The Delaware Fightin' Blue Hens are a perennial power in the FCS, and Delaware Stadium is more than worthy of a visit if you are rolling your RV through 'The First State.' Tubby Raymond Field at Delaware Stadium is located in Newark, Delaware, and it can hold a crowd of 22,000 people for games in the fall.
The Blue Hens are supported on Saturdays by their faithful mascot, the blue hen YoUdee. YoUDee comes from a lineage that dates back to the revolutionary war, where the hen's great-great-great-grandfather, Col. George W. YoUDee was given a gold medal of valor that led to the Blue Hens' current colors of blue and gold. This might be the most thinking that has ever been put into the backstory of a mascot and makes attending a Delaware game vital if you are ever in the area.
Getting to any Delaware game and tailgating in the late summer or fall weather is a great way to spend part of your trip. If possible, aim for a game such as the 'Battle of the Blue' against the Villanova Wildcats or the 'Route 1 Rivalry' against the Delaware State Hornets in order to see the home faithful at the loudest. Also, try to experience the pregame Team Walk right before the team enters the stadium to fully appreciate the unique bond between players and fans in this corner of America.
As with most college sports programs, the best way to ensure you have tickets to a certain game on the schedule is to buy them in advance through the online ticket office of the Delaware Blue Hens. This is the way to get not only football tickets but tickets for all other sports, too. Football tickets vary by the opponent and have been in the region of $30 in the last few years.
Getting to Newark is relatively simple as the city is located near the northern tip of Delaware. This puts it within a two and a half-hour drive of five major metros (and airports in those metros) including Philadelphia, Washington D.C., and New York City. Be sure to check routes into the Athletic Complex before beginning your journey as the development of the facility means that roads are often closed for construction that will impact the time taken to get to Delaware Stadium.
Lots at Delaware Stadium open four hours before kickoff for both season and single-game ticket holders. Single-game parking is on a first-come, first-served basis and the price in recent years has been around $20. Fans can also book single-game parking in advance for a slightly cheaper rate. Smaller campervans might be able to take advantage of these options, but larger rigs may need to be left at the campground or at a nearby business if possible.
The best way to get to the football stadium is usually to park close by and walk. If this is not an option (or if you want to park elsewhere on campus for some festivities before the game) then the UD Shuttle Bus service is the quickest and most direct way to get to the game. Those coming from further afield will need to either look into public bus schedules from their location or call for a taxi or ride share service.
There is no overnight parking on the university campus with vehicles expected to leave the lots two hours after the conclusion of the game. Luckily there are plenty of spots in the surrounding area that are RV and camping friendly for your trip. With such a narrow distance between Delaware's state borders, state parks in Maryland and New Jersey may be more along your existing route than some locations to the south like Delaware Seashore State Park (about two hours to the south).

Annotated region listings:
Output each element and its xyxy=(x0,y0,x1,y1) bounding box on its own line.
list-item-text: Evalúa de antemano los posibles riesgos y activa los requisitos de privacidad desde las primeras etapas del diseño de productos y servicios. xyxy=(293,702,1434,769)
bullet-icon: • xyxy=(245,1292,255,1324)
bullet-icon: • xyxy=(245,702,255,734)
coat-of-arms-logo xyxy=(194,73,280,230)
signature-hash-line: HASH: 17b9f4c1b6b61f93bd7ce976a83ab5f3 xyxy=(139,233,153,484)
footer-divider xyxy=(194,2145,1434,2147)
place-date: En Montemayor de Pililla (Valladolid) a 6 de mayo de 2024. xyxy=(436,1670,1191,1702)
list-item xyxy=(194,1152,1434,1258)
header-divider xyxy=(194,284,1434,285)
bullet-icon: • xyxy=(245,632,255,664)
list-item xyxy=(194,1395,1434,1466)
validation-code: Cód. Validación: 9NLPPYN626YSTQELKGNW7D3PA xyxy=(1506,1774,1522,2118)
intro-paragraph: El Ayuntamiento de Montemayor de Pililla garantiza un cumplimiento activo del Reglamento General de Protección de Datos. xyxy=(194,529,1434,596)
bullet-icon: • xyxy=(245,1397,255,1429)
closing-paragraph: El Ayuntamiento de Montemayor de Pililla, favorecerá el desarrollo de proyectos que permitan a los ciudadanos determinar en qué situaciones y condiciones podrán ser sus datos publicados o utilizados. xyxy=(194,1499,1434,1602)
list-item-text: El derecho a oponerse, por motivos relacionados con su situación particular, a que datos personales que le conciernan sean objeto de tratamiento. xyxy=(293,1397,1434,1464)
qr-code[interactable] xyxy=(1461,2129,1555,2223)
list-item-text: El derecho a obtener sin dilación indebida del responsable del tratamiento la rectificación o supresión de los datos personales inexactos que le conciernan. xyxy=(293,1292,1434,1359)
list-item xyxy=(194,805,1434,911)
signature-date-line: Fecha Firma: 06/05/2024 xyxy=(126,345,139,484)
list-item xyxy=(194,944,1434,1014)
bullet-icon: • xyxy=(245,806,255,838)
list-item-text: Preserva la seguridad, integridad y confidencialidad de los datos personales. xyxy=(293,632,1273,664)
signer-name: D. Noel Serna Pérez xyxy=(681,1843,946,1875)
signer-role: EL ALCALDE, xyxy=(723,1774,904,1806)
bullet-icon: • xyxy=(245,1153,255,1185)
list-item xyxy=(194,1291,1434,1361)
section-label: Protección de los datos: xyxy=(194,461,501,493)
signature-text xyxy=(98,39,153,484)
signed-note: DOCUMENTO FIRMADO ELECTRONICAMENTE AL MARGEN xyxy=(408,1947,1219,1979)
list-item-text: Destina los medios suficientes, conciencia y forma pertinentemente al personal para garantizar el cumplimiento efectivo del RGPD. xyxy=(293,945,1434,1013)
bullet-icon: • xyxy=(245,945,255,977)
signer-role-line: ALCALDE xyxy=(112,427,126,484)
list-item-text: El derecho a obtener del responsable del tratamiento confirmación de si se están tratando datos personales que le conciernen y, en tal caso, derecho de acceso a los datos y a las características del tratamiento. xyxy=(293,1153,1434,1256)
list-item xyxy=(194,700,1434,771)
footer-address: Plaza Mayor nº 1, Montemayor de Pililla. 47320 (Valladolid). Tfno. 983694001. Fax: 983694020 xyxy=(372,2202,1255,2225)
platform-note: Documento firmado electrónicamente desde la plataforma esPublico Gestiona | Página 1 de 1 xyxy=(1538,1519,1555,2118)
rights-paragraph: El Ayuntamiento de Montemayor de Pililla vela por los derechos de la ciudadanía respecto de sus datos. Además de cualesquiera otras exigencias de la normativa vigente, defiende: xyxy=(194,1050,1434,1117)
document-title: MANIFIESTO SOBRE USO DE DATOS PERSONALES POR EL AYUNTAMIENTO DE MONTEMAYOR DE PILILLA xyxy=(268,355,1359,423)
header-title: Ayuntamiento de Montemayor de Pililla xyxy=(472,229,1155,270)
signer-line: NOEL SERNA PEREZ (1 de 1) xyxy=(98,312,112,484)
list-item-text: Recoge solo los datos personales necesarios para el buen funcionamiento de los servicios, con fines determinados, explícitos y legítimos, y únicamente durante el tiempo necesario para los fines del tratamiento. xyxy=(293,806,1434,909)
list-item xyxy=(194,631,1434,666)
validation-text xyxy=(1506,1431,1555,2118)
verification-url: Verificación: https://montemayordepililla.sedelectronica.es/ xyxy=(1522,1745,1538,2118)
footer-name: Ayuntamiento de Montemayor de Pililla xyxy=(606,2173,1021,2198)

## WRITTEN INSTRUCTION 1
List every major metro that the stadium guide names as lying within a two-and-a-half-hour drive of Newark.
## WRITTEN INSTRUCTION 2
Update the stadium guide by rewriting everything from "Getting to any" down to "last few years.", with "Team Walk" changed to "Team March".
The material has no role in this work.

## SOLUTION 1
Philadelphia, Washington D.C., New York City

## SOLUTION 2
Getting to any Delaware game and tailgating in the late summer or fall weather is a great way to spend part of your trip. If possible, aim for a game such as the 'Battle of the Blue' against the Villanova Wildcats or the 'Route 1 Rivalry' against the Delaware State Hornets in order to see the home faithful at the loudest. Also, try to experience the pregame Team March right before the team enters the stadium to fully appreciate the unique bond between players and fans in this corner of America.
As with most college sports programs, the best way to ensure you have tickets to a certain game on the schedule is to buy them in advance through the online ticket office of the Delaware Blue Hens. This is the way to get not only football tickets but tickets for all other sports, too. Football tickets vary by the opponent and have been in the region of $30 in the last few years.